• [Consigna 1] ¿Puedes reproducir el relato del nacimiento en Altata desde "Y antes de que" hasta "California, hoy la Paz.", ambos incluidos, sustituyendo "gemelos" por "mellizos"?
• [Consigna 2] ¿Puedes prolongar el relato del nacimiento en Altata a partir de su última oración?

• [Pasaje proporcionado]
....

Y antes de que tal emergencia se declarara oficialmente, María Sofía desembarcó en Altata con los apuros de los continuos dolores que por fin provocaron el alumbramiento de sus hijos gemelos, así que el 16 de junio a las cuatro de la mañana, dos niños, hombre y mujer vieron sus primeras luces en el alto de la Casa de la Compañía del Ferrocarril Sinaloa-Durango, el famoso trenecito que la conseja popular llamó como Tacuarinero, que tuvo sus vías tendidas desde Culiacán hasta el viejo puerto del Guayabal, como lo conoció Hernán Cortés en su paso hacia la mítica California, hoy la Paz.

Aquello, el alumbramiento de los cuates alemanes, fue un acontecimiento que traía de cabeza a las mujeres del puerto, la novedad de ver a unos güeros nacidos en la casa del ferrocarril, concitó continuas visitas y ofrecimientos de ayuda a una madre que lo necesitaba, así fue conociendo a los vecinos, pescadores y comerciantes; marineros y estibadores y un conjunto de felices niños que por todo soltaban la carcajada, se sintió querida por el pueblo y hasta llegó a preguntar el significado de la palabra Altata.

....

• [Información de origen]

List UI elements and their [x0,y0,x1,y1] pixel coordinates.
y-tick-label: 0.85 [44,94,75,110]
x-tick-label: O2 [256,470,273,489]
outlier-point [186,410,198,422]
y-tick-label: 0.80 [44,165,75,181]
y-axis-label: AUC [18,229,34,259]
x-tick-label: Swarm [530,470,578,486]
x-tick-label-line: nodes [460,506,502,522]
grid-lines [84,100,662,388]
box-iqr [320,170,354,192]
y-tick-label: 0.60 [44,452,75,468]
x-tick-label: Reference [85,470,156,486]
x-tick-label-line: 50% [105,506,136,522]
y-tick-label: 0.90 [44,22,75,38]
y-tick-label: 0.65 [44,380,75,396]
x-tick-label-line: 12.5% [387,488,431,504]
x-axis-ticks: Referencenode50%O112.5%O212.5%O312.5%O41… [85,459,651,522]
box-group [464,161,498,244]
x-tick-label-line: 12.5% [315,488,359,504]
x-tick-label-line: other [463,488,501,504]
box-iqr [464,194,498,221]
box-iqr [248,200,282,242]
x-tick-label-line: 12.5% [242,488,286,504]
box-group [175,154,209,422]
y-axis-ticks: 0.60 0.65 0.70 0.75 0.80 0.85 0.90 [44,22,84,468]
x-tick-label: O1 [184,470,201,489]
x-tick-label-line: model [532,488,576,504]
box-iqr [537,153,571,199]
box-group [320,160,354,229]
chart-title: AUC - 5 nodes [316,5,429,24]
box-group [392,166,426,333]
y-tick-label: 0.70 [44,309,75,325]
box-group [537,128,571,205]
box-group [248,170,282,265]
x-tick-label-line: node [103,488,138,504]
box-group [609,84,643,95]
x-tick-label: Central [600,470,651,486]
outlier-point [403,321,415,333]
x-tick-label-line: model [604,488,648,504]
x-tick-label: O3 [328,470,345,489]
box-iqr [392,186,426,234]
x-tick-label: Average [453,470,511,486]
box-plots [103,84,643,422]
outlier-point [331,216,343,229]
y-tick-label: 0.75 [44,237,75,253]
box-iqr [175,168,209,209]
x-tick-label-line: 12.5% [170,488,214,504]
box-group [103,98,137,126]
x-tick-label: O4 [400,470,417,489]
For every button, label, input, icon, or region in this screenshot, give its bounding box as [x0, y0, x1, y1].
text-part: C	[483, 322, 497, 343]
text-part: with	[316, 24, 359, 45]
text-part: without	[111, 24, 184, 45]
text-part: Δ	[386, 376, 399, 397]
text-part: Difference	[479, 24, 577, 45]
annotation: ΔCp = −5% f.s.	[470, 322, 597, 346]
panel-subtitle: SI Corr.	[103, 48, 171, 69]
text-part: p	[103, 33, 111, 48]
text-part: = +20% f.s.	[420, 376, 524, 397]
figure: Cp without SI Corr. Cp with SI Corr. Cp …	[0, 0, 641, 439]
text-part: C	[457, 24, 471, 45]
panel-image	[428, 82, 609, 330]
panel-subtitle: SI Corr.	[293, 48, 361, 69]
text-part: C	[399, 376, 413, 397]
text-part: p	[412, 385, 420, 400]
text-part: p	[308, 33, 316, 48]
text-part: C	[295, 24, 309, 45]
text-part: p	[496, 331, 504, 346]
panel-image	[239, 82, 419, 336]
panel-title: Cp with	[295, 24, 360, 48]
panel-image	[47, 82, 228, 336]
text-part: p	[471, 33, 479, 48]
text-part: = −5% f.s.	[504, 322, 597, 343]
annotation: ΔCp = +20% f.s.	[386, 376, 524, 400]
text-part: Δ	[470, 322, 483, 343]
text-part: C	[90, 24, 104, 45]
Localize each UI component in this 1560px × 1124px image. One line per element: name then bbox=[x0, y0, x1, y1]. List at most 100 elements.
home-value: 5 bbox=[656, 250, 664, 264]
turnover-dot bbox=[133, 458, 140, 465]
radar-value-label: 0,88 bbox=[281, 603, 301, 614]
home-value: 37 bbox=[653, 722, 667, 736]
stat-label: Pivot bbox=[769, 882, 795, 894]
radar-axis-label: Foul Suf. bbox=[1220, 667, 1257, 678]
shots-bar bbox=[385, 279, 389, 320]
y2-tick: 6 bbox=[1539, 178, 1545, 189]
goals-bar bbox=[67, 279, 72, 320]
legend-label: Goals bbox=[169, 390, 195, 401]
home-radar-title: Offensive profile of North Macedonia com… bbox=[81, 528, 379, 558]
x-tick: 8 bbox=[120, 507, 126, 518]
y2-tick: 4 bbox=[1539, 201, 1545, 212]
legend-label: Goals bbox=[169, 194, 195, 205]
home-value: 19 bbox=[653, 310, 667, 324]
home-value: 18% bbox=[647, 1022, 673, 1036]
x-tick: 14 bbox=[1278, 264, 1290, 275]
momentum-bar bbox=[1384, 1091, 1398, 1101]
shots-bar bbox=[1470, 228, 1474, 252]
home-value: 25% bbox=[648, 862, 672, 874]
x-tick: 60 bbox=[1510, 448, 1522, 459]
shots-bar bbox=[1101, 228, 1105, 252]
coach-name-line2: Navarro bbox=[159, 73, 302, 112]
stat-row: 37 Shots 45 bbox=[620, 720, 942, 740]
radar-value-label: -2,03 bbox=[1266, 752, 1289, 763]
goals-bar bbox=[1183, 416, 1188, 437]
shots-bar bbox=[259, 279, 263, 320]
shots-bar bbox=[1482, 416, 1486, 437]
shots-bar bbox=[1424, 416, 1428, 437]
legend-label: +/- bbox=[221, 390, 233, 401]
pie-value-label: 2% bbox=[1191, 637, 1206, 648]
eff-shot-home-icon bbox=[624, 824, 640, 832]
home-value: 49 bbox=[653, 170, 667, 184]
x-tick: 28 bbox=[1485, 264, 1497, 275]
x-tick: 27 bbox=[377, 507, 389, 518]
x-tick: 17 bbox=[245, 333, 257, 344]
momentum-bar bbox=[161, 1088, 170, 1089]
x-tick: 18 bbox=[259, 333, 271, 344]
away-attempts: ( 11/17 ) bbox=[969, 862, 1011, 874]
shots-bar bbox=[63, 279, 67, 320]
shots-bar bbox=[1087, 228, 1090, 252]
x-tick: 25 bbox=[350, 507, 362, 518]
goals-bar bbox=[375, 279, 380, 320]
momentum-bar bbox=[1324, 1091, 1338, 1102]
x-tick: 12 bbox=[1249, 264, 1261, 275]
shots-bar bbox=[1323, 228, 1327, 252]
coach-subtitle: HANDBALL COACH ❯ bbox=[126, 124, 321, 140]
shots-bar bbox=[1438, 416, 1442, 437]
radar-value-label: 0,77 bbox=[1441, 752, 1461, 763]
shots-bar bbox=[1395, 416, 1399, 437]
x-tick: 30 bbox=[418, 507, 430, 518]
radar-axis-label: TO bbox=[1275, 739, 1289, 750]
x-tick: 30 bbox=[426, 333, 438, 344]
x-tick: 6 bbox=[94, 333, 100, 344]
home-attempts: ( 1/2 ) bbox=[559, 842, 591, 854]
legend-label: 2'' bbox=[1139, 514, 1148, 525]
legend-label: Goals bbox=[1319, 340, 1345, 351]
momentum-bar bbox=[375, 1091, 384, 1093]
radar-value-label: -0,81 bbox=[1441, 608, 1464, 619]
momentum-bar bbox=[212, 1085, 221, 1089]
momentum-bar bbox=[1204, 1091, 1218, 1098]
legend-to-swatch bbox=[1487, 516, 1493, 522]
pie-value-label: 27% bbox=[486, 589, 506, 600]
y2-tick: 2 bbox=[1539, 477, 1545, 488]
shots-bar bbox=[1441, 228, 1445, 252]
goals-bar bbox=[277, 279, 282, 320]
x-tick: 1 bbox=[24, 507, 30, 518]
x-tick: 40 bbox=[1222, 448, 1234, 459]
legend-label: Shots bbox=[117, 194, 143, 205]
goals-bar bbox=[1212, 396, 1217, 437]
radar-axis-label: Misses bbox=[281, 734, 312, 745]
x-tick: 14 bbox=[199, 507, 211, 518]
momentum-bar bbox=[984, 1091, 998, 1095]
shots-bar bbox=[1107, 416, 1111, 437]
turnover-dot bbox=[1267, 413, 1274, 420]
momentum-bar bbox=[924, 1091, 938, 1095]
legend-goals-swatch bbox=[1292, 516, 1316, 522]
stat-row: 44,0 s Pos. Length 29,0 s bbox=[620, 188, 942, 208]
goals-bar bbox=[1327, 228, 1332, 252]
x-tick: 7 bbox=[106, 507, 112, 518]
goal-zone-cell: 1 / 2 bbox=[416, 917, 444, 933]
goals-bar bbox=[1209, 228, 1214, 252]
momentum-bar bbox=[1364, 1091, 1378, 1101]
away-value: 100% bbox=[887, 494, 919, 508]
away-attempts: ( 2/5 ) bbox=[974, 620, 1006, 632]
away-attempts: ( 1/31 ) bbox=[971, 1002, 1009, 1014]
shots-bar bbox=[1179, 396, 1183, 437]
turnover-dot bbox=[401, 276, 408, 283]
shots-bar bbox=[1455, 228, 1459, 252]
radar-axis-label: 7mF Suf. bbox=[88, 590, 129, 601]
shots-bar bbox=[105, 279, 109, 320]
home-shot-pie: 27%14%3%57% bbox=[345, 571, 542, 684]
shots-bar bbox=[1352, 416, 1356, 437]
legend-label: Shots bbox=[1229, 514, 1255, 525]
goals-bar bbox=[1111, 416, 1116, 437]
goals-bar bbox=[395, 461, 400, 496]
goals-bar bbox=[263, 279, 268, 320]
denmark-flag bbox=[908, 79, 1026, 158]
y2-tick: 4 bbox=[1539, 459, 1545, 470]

....

• [Respuesta esperada 1]
Y antes de que tal emergencia se declarara oficialmente, María Sofía desembarcó en Altata con los apuros de los continuos dolores que por fin provocaron el alumbramiento de sus hijos mellizos, así que el 16 de junio a las cuatro de la mañana, dos niños, hombre y mujer vieron sus primeras luces en el alto de la Casa de la Compañía del Ferrocarril Sinaloa-Durango, el famoso trenecito que la conseja popular llamó como Tacuarinero, que tuvo sus vías tendidas desde Culiacán hasta el viejo puerto del Guayabal, como lo conoció Hernán Cortés en su paso hacia la mítica California, hoy la Paz.

• [Respuesta esperada 2]
Tras unos días de reposo y previo acuerdo entre el capitán de la embarcación y las autoridades locales, el 19 de junio, el señor Hernando Díaz Peña, natural de New York y domiciliado en el puerto, casado de 39 años y Cónsul de los Estados Unidos de América compareció presentando al niño ante el oficial del Registro Civil, lo registraron como Carlos Augusto Hundewadt, nacido el 16 de Junio a las 4 de la mañana en la Casa de la Compañía del Ferrocarril Sinaloa/Durango que recién se había construido, así quedó anotado en el libro de referencia.

Sus padres, Carlos Augusto Hundewadt natural de Alemania y María Sofía Marcussen del mismo país manifestaron que sus abuelos paternos fueron Carlos Augusto Hundewadt y Cristina Frellsen, el primero vivo y la segunda para entonces ya finada. Los abuelos Maternos quedaron registrados como J. A. Marcussen y María Jenson. Como testigos firmaron Antonio R. Urrea, casado con 34 años, originario de Durango, Gregorio Urriolagoitia, 29 años, soltero, de Hermosillo, el Juez del estado civil Desiderio Flores anotó los datos en el libro dando certificación administrativa del acto, el Alcalde Constitucional de Altata, David Gil.

En el mismo libro del Registro Civil de ese año de 1883, aparece el otro registro, el de una niña anotada como Altata Hundewadt Marcussen que había nacido en el mismo día que su hermano gemelo y presentada por el mismo Cónsul ya anotado.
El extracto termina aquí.